REQUIREMENT: Retype all of the data exactly as given.

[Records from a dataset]
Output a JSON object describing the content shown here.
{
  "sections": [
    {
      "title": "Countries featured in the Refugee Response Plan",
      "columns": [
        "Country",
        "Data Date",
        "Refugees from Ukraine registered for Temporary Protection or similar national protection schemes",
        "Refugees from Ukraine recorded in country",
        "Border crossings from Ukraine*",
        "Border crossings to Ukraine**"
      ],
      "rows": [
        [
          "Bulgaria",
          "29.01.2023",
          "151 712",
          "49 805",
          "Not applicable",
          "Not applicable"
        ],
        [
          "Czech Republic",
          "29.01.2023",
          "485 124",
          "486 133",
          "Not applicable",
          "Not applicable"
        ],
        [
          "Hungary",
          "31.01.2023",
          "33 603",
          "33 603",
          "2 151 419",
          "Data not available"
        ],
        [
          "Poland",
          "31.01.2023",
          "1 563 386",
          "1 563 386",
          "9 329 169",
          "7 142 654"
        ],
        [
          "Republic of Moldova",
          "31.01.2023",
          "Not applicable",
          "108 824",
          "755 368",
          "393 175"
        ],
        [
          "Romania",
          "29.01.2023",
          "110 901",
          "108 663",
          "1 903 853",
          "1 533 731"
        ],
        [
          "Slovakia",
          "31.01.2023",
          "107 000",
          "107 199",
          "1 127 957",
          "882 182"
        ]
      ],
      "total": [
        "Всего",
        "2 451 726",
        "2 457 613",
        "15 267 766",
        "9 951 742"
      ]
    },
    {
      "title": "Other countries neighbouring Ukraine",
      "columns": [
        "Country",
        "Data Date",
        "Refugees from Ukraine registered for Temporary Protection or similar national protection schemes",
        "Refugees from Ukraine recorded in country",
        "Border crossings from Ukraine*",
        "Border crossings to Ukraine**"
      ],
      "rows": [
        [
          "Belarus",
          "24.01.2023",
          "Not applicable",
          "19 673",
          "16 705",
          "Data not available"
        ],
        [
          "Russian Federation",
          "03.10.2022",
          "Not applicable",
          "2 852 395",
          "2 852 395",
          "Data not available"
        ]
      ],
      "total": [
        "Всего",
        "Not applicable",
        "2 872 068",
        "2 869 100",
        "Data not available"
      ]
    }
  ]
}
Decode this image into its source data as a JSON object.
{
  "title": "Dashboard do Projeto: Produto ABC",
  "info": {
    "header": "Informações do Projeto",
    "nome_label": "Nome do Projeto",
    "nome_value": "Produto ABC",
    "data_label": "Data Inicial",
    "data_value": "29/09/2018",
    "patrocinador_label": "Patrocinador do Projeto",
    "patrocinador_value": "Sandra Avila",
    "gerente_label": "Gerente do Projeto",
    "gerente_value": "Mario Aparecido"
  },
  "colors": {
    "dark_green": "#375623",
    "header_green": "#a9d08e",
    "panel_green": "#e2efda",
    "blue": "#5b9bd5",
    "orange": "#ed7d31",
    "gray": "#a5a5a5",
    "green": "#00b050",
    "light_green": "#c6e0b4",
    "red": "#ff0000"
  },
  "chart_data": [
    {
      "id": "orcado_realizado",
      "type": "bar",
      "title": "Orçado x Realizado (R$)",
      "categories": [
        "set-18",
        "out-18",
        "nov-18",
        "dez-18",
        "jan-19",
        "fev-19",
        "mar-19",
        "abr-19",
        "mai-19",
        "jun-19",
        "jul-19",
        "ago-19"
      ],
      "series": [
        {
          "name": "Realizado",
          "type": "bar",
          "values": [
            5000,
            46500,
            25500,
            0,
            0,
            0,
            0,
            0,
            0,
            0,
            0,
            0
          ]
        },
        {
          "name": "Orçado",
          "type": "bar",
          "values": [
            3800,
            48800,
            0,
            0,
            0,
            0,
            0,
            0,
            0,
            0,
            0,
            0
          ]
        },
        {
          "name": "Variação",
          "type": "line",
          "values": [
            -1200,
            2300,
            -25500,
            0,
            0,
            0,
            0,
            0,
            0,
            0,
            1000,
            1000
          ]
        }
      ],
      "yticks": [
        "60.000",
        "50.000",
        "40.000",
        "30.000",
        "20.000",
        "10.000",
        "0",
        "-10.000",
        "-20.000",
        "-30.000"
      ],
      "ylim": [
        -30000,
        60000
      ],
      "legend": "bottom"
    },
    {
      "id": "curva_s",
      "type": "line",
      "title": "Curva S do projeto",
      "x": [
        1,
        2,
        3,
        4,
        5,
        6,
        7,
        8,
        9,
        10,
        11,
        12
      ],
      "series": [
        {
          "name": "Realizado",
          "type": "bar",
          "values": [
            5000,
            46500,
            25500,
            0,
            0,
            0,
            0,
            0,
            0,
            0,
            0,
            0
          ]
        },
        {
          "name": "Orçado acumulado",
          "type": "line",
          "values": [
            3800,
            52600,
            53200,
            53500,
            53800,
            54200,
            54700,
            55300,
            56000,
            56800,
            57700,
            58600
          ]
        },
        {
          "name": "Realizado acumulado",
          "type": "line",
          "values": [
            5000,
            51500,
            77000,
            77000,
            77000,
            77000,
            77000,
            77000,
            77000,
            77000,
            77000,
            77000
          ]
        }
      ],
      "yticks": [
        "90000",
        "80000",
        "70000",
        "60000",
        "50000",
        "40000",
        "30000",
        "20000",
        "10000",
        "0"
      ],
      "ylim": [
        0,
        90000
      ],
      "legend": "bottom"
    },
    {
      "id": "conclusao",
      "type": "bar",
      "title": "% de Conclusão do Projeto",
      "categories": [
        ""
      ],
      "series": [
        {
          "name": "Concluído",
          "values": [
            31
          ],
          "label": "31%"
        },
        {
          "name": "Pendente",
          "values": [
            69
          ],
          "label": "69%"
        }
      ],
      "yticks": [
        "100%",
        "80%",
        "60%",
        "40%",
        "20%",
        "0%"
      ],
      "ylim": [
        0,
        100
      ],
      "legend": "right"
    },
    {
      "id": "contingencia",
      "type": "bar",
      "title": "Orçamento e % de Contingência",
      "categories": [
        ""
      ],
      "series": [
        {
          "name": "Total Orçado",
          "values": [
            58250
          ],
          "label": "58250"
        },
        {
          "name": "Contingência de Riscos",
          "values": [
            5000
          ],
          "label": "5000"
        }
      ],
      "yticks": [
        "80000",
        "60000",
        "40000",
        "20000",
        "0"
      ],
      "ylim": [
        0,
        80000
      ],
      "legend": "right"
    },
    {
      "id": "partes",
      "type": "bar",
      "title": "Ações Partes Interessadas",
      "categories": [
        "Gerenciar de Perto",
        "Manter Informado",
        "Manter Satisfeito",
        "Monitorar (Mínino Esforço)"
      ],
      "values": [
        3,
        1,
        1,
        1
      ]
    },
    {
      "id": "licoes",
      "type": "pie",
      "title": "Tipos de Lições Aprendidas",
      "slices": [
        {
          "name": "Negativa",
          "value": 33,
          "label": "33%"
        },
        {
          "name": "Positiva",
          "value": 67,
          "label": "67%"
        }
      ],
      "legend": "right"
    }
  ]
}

TASK SOLUTION:
Output a JSON object describing the content shown here.
{
  "sections": [
    {
      "title": "Countries featured in the Refugee Response Plan",
      "columns": [
        "Country",
        "Data Date",
        "Refugees from Ukraine registered for Temporary Protection or similar national protection schemes",
        "Refugees from Ukraine recorded in country",
        "Border crossings from Ukraine*",
        "Border crossings to Ukraine**"
      ],
      "rows": [
        [
          "Bulgaria",
          "29.01.2023",
          "151 712",
          "49 805",
          "Not applicable",
          "Not applicable"
        ],
        [
          "Czech Republic",
          "29.01.2023",
          "485 124",
          "486 133",
          "Not applicable",
          "Not applicable"
        ],
        [
          "Hungary",
          "31.01.2023",
          "33 603",
          "33 603",
          "2 151 419",
          "Data not available"
        ],
        [
          "Poland",
          "31.01.2023",
          "1 563 386",
          "1 563 386",
          "9 329 169",
          "7 142 654"
        ],
        [
          "Republic of Moldova",
          "31.01.2023",
          "Not applicable",
          "108 824",
          "755 368",
          "393 175"
        ],
        [
          "Romania",
          "29.01.2023",
          "110 901",
          "108 663",
          "1 903 853",
          "1 533 731"
        ],
        [
          "Slovakia",
          "31.01.2023",
          "107 000",
          "107 199",
          "1 127 957",
          "882 182"
        ]
      ],
      "total": [
        "Всего",
        "2 451 726",
        "2 457 613",
        "15 267 766",
        "9 951 742"
      ]
    },
    {
      "title": "Other countries neighbouring Ukraine",
      "columns": [
        "Country",
        "Data Date",
        "Refugees from Ukraine registered for Temporary Protection or similar national protection schemes",
        "Refugees from Ukraine recorded in country",
        "Border crossings from Ukraine*",
        "Border crossings to Ukraine**"
      ],
      "rows": [
        [
          "Belarus",
          "24.01.2023",
          "Not applicable",
          "19 673",
          "16 705",
          "Data not available"
        ],
        [
          "Russian Federation",
          "03.10.2022",
          "Not applicable",
          "2 852 395",
          "2 852 395",
          "Data not available"
        ]
      ],
      "total": [
        "Всего",
        "Not applicable",
        "2 872 068",
        "2 869 100",
        "Data not available"
      ]
    }
  ]
}
Decode this image into its source data as a JSON object.
{
  "title": "Dashboard do Projeto: Produto ABC",
  "info": {
    "header": "Informações do Projeto",
    "nome_label": "Nome do Projeto",
    "nome_value": "Produto ABC",
    "data_label": "Data Inicial",
    "data_value": "29/09/2018",
    "patrocinador_label": "Patrocinador do Projeto",
    "patrocinador_value": "Sandra Avila",
    "gerente_label": "Gerente do Projeto",
    "gerente_value": "Mario Aparecido"
  },
  "colors": {
    "dark_green": "#375623",
    "header_green": "#a9d08e",
    "panel_green": "#e2efda",
    "blue": "#5b9bd5",
    "orange": "#ed7d31",
    "gray": "#a5a5a5",
    "green": "#00b050",
    "light_green": "#c6e0b4",
    "red": "#ff0000"
  },
  "chart_data": [
    {
      "id": "orcado_realizado",
      "type": "bar",
      "title": "Orçado x Realizado (R$)",
      "categories": [
        "set-18",
        "out-18",
        "nov-18",
        "dez-18",
        "jan-19",
        "fev-19",
        "mar-19",
        "abr-19",
        "mai-19",
        "jun-19",
        "jul-19",
        "ago-19"
      ],
      "series": [
        {
          "name": "Realizado",
          "type": "bar",
          "values": [
            5000,
            46500,
            25500,
            0,
            0,
            0,
            0,
            0,
            0,
            0,
            0,
            0
          ]
        },
        {
          "name": "Orçado",
          "type": "bar",
          "values": [
            3800,
            48800,
            0,
            0,
            0,
            0,
            0,
            0,
            0,
            0,
            0,
            0
          ]
        },
        {
          "name": "Variação",
          "type": "line",
          "values": [
            -1200,
            2300,
            -25500,
            0,
            0,
            0,
            0,
            0,
            0,
            0,
            1000,
            1000
          ]
        }
      ],
      "yticks": [
        "60.000",
        "50.000",
        "40.000",
        "30.000",
        "20.000",
        "10.000",
        "0",
        "-10.000",
        "-20.000",
        "-30.000"
      ],
      "ylim": [
        -30000,
        60000
      ],
      "legend": "bottom"
    },
    {
      "id": "curva_s",
      "type": "line",
      "title": "Curva S do projeto",
      "x": [
        1,
        2,
        3,
        4,
        5,
        6,
        7,
        8,
        9,
        10,
        11,
        12
      ],
      "series": [
        {
          "name": "Realizado",
          "type": "bar",
          "values": [
            5000,
            46500,
            25500,
            0,
            0,
            0,
            0,
            0,
            0,
            0,
            0,
            0
          ]
        },
        {
          "name": "Orçado acumulado",
          "type": "line",
          "values": [
            3800,
            52600,
            53200,
            53500,
            53800,
            54200,
            54700,
            55300,
            56000,
            56800,
            57700,
            58600
          ]
        },
        {
          "name": "Realizado acumulado",
          "type": "line",
          "values": [
            5000,
            51500,
            77000,
            77000,
            77000,
            77000,
            77000,
            77000,
            77000,
            77000,
            77000,
            77000
          ]
        }
      ],
      "yticks": [
        "90000",
        "80000",
        "70000",
        "60000",
        "50000",
        "40000",
        "30000",
        "20000",
        "10000",
        "0"
      ],
      "ylim": [
        0,
        90000
      ],
      "legend": "bottom"
    },
    {
      "id": "conclusao",
      "type": "bar",
      "title": "% de Conclusão do Projeto",
      "categories": [
        ""
      ],
      "series": [
        {
          "name": "Concluído",
          "values": [
            31
          ],
          "label": "31%"
        },
        {
          "name": "Pendente",
          "values": [
            69
          ],
          "label": "69%"
        }
      ],
      "yticks": [
        "100%",
        "80%",
        "60%",
        "40%",
        "20%",
        "0%"
      ],
      "ylim": [
        0,
        100
      ],
      "legend": "right"
    },
    {
      "id": "contingencia",
      "type": "bar",
      "title": "Orçamento e % de Contingência",
      "categories": [
        ""
      ],
      "series": [
        {
          "name": "Total Orçado",
          "values": [
            58250
          ],
          "label": "58250"
        },
        {
          "name": "Contingência de Riscos",
          "values": [
            5000
          ],
          "label": "5000"
        }
      ],
      "yticks": [
        "80000",
        "60000",
        "40000",
        "20000",
        "0"
      ],
      "ylim": [
        0,
        80000
      ],
      "legend": "right"
    },
    {
      "id": "partes",
      "type": "bar",
      "title": "Ações Partes Interessadas",
      "categories": [
        "Gerenciar de Perto",
        "Manter Informado",
        "Manter Satisfeito",
        "Monitorar (Mínino Esforço)"
      ],
      "values": [
        3,
        1,
        1,
        1
      ]
    },
    {
      "id": "licoes",
      "type": "pie",
      "title": "Tipos de Lições Aprendidas",
      "slices": [
        {
          "name": "Negativa",
          "value": 33,
          "label": "33%"
        },
        {
          "name": "Positiva",
          "value": 67,
          "label": "67%"
        }
      ],
      "legend": "right"
    }
  ]
}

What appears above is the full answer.